▸ **What to do**
Extract the lines that carry the string "frac" from the listing.

• • • • • • •

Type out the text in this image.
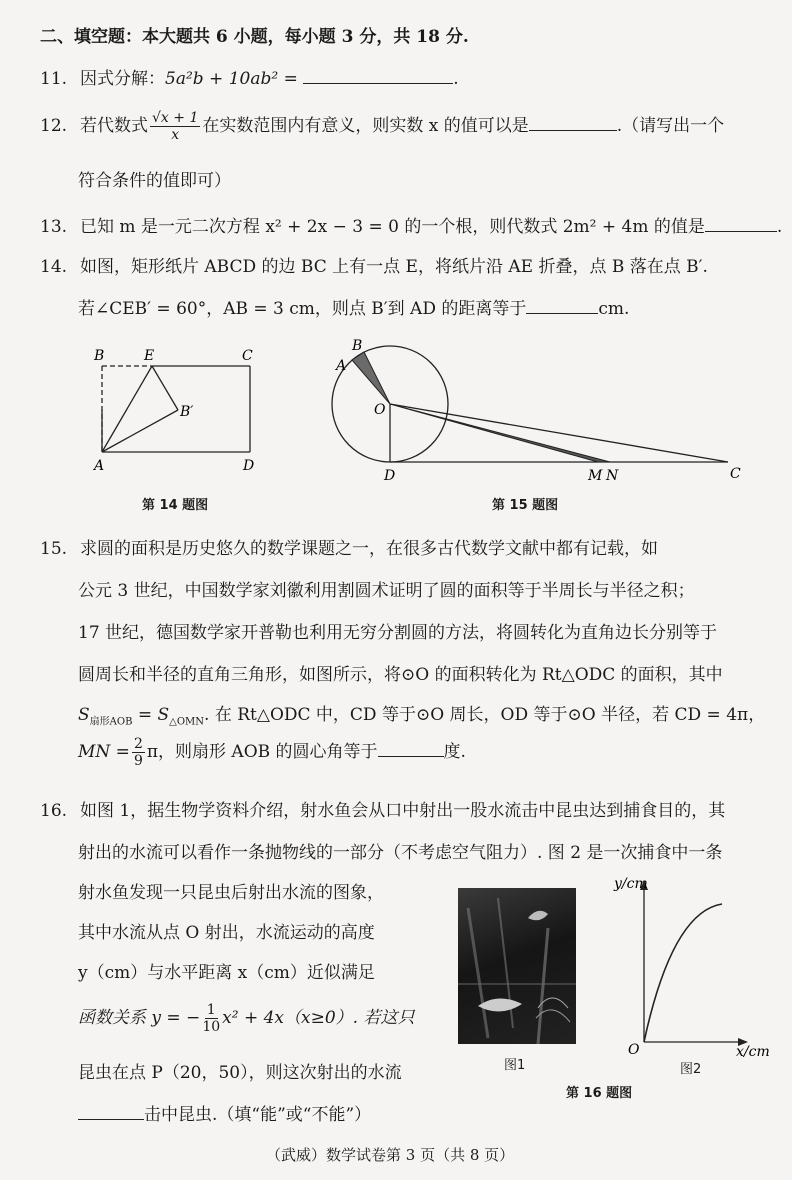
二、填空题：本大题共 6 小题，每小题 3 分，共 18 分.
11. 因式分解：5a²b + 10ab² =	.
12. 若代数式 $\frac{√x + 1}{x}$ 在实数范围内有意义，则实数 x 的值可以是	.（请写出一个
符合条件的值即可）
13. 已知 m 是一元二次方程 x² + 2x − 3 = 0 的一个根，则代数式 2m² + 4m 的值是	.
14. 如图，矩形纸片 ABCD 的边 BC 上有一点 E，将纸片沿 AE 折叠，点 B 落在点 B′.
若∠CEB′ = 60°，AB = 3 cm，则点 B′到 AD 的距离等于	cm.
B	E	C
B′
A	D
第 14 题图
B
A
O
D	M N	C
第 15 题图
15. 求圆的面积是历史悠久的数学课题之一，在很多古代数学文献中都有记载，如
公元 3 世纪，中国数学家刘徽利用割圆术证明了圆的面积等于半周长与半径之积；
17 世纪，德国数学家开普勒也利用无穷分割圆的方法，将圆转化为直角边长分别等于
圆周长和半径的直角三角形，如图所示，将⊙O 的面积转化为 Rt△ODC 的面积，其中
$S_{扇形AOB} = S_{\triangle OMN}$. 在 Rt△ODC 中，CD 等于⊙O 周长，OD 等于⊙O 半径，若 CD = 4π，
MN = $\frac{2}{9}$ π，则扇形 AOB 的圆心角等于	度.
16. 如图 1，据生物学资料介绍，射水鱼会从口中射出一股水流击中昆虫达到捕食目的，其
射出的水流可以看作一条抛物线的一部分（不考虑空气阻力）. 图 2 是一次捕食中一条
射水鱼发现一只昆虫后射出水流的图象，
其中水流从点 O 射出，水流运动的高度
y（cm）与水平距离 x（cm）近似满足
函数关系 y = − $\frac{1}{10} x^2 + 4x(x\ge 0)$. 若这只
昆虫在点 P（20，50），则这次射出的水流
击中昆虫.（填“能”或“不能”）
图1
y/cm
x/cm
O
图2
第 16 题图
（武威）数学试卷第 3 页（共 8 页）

• • • • • • •

▸ **Answer for this exercise**
12. 若代数式 $\frac{√x + 1}{x}$ 在实数范围内有意义，则实数 x 的值可以是	.（请写出一个
MN = $\frac{2}{9}$ π，则扇形 AOB 的圆心角等于	度.
函数关系 y = − $\frac{1}{10} x^2 + 4x(x\ge 0)$. 若这只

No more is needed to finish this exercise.